**Saved entries**
------------

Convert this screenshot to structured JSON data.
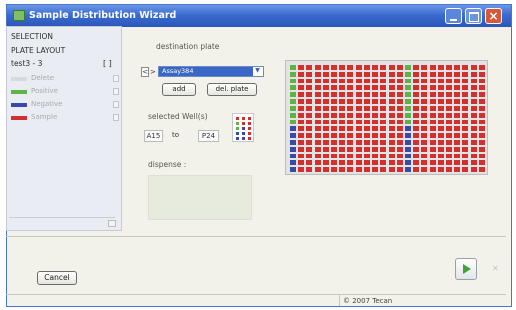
{
  "window": {
    "title": "Sample Distribution Wizard"
  },
  "left_panel": {
    "selection_label": "SELECTION",
    "layout_label": "PLATE LAYOUT",
    "plate_label": "test3 - 3",
    "plate_bracket": "[ ]",
    "items": [
      {
        "label": "Delete",
        "color": "#d7d9dd"
      },
      {
        "label": "Positive",
        "color": "#5fb248"
      },
      {
        "label": "Negative",
        "color": "#3949a8"
      },
      {
        "label": "Sample",
        "color": "#d22f2f"
      }
    ]
  },
  "destination": {
    "label": "destination plate",
    "prev_symbol": "<",
    "next_symbol": ">",
    "selected_plate": "Assay384",
    "add_label": "add",
    "delete_label": "del. plate"
  },
  "wells": {
    "label": "selected Well(s)",
    "from": "A15",
    "to_label": "to",
    "to": "P24"
  },
  "dispense": {
    "label": "dispense :"
  },
  "plate_grid": {
    "rows": 16,
    "columns": 24,
    "colors": {
      "positive": "#5fb248",
      "negative": "#3949a8",
      "sample": "#d22f2f",
      "empty": "#e3e3e3"
    }
  },
  "footer": {
    "cancel_label": "Cancel",
    "copyright": "© 2007 Tecan"
  }
}
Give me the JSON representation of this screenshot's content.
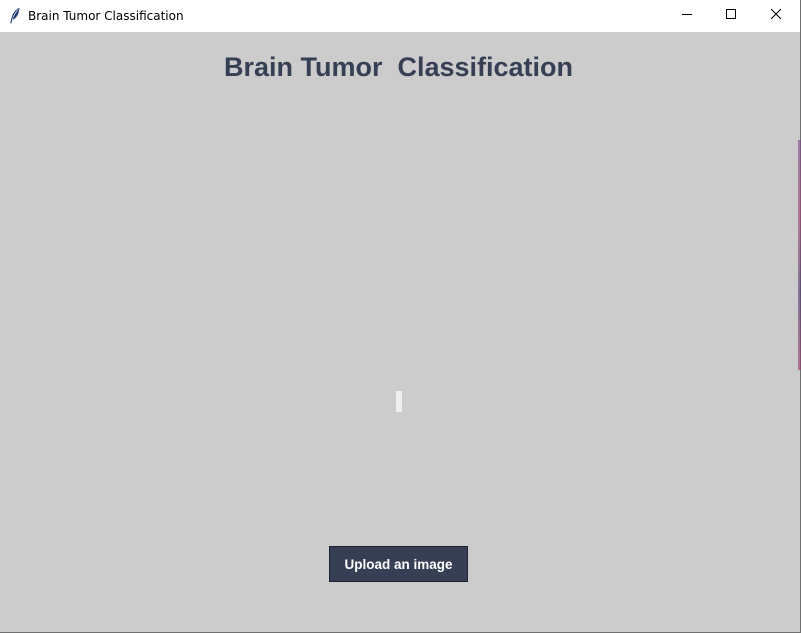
{
  "window": {
    "title": "Brain Tumor Classification",
    "icons": {
      "app": "feather-icon",
      "minimize": "minimize-icon",
      "maximize": "maximize-icon",
      "close": "close-icon"
    }
  },
  "main": {
    "heading": "Brain Tumor  Classification",
    "upload_button_label": "Upload an image"
  },
  "colors": {
    "background": "#cccccc",
    "accent": "#363f54",
    "button_text": "#ffffff"
  }
}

------------

**Work order**
Your copy of the records must match them exactly, except that no pictures appear in it.

**Your response**
Convert this screenshot to structured JSON data.
{
  "window": {
    "title": "Sample Distribution Wizard"
  },
  "left_panel": {
    "selection_label": "SELECTION",
    "layout_label": "PLATE LAYOUT",
    "plate_label": "test3 - 3",
    "plate_bracket": "[ ]",
    "items": [
      {
        "label": "Delete",
        "color": "#d7d9dd"
      },
      {
        "label": "Positive",
        "color": "#5fb248"
      },
      {
        "label": "Negative",
        "color": "#3949a8"
      },
      {
        "label": "Sample",
        "color": "#d22f2f"
      }
    ]
  },
  "destination": {
    "label": "destination plate",
    "prev_symbol": "<",
    "next_symbol": ">",
    "selected_plate": "Assay384",
    "add_label": "add",
    "delete_label": "del. plate"
  },
  "wells": {
    "label": "selected Well(s)",
    "from": "A15",
    "to_label": "to",
    "to": "P24"
  },
  "dispense": {
    "label": "dispense :"
  },
  "plate_grid": {
    "rows": 16,
    "columns": 24,
    "colors": {
      "positive": "#5fb248",
      "negative": "#3949a8",
      "sample": "#d22f2f",
      "empty": "#e3e3e3"
    }
  },
  "footer": {
    "cancel_label": "Cancel",
    "copyright": "© 2007 Tecan"
  }
}
Give me the JSON representation of this screenshot's content.
{
  "window": {
    "title": "Brain Tumor Classification",
    "icons": {
      "app": "feather-icon",
      "minimize": "minimize-icon",
      "maximize": "maximize-icon",
      "close": "close-icon"
    }
  },
  "main": {
    "heading": "Brain Tumor  Classification",
    "upload_button_label": "Upload an image"
  },
  "colors": {
    "background": "#cccccc",
    "accent": "#363f54",
    "button_text": "#ffffff"
  }
}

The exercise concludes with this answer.